Stored items:

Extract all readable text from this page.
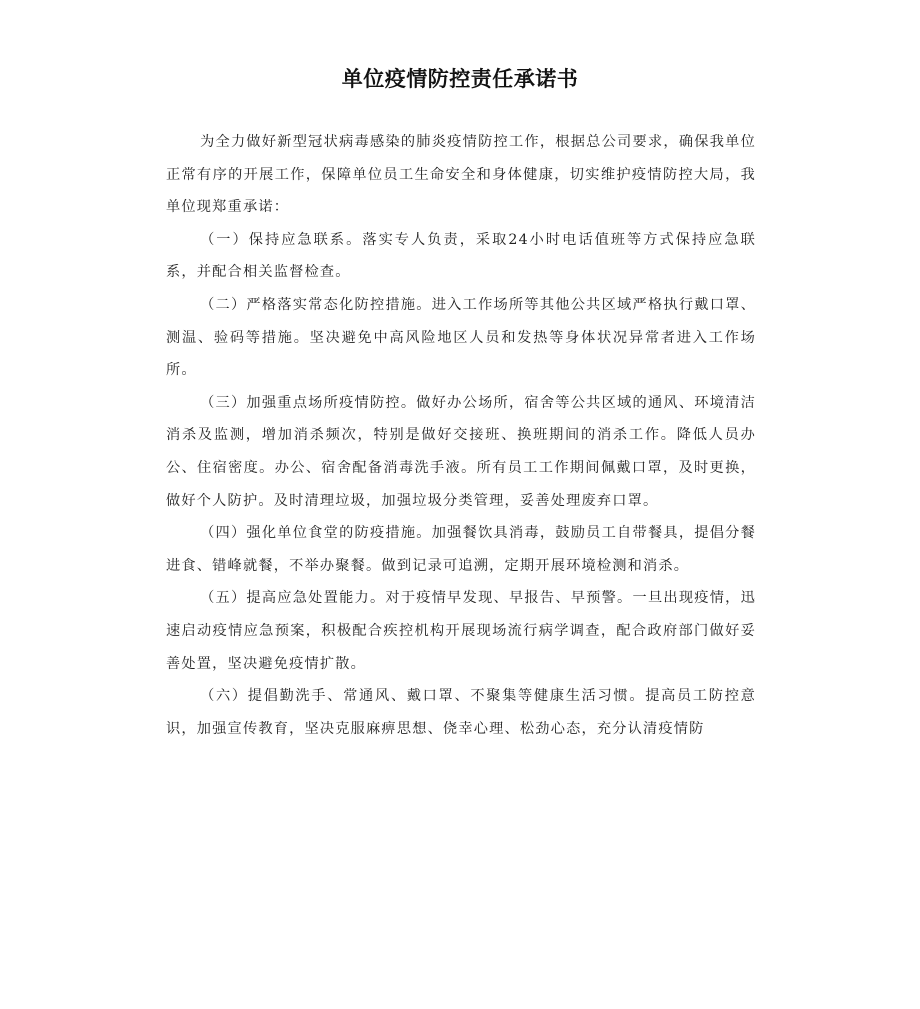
单位疫情防控责任承诺书

为全力做好新型冠状病毒感染的肺炎疫情防控工作，根据总公司要求，确保我单位正常有序的开展工作，保障单位员工生命安全和身体健康，切实维护疫情防控大局，我单位现郑重承诺：

（一）保持应急联系。落实专人负责，采取24小时电话值班等方式保持应急联系，并配合相关监督检查。

（二）严格落实常态化防控措施。进入工作场所等其他公共区域严格执行戴口罩、测温、验码等措施。坚决避免中高风险地区人员和发热等身体状况异常者进入工作场所。

（三）加强重点场所疫情防控。做好办公场所，宿舍等公共区域的通风、环境清洁消杀及监测，增加消杀频次，特别是做好交接班、换班期间的消杀工作。降低人员办公、住宿密度。办公、宿舍配备消毒洗手液。所有员工工作期间佩戴口罩，及时更换，做好个人防护。及时清理垃圾，加强垃圾分类管理，妥善处理废弃口罩。

（四）强化单位食堂的防疫措施。加强餐饮具消毒，鼓励员工自带餐具，提倡分餐进食、错峰就餐，不举办聚餐。做到记录可追溯，定期开展环境检测和消杀。

（五）提高应急处置能力。对于疫情早发现、早报告、早预警。一旦出现疫情，迅速启动疫情应急预案，积极配合疾控机构开展现场流行病学调查，配合政府部门做好妥善处置，坚决避免疫情扩散。

（六）提倡勤洗手、常通风、戴口罩、不聚集等健康生活习惯。提高员工防控意识，加强宣传教育，坚决克服麻痹思想、侥幸心理、松劲心态，充分认清疫情防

## Work required:
Reproduce the records, all of them, word for word; omit the pictures.

## Solution for this exercise:
Extract all readable text from this page.
单位疫情防控责任承诺书

为全力做好新型冠状病毒感染的肺炎疫情防控工作，根据总公司要求，确保我单位正常有序的开展工作，保障单位员工生命安全和身体健康，切实维护疫情防控大局，我单位现郑重承诺：

（一）保持应急联系。落实专人负责，采取24小时电话值班等方式保持应急联系，并配合相关监督检查。

（二）严格落实常态化防控措施。进入工作场所等其他公共区域严格执行戴口罩、测温、验码等措施。坚决避免中高风险地区人员和发热等身体状况异常者进入工作场所。

（三）加强重点场所疫情防控。做好办公场所，宿舍等公共区域的通风、环境清洁消杀及监测，增加消杀频次，特别是做好交接班、换班期间的消杀工作。降低人员办公、住宿密度。办公、宿舍配备消毒洗手液。所有员工工作期间佩戴口罩，及时更换，做好个人防护。及时清理垃圾，加强垃圾分类管理，妥善处理废弃口罩。

（四）强化单位食堂的防疫措施。加强餐饮具消毒，鼓励员工自带餐具，提倡分餐进食、错峰就餐，不举办聚餐。做到记录可追溯，定期开展环境检测和消杀。

（五）提高应急处置能力。对于疫情早发现、早报告、早预警。一旦出现疫情，迅速启动疫情应急预案，积极配合疾控机构开展现场流行病学调查，配合政府部门做好妥善处置，坚决避免疫情扩散。

（六）提倡勤洗手、常通风、戴口罩、不聚集等健康生活习惯。提高员工防控意识，加强宣传教育，坚决克服麻痹思想、侥幸心理、松劲心态，充分认清疫情防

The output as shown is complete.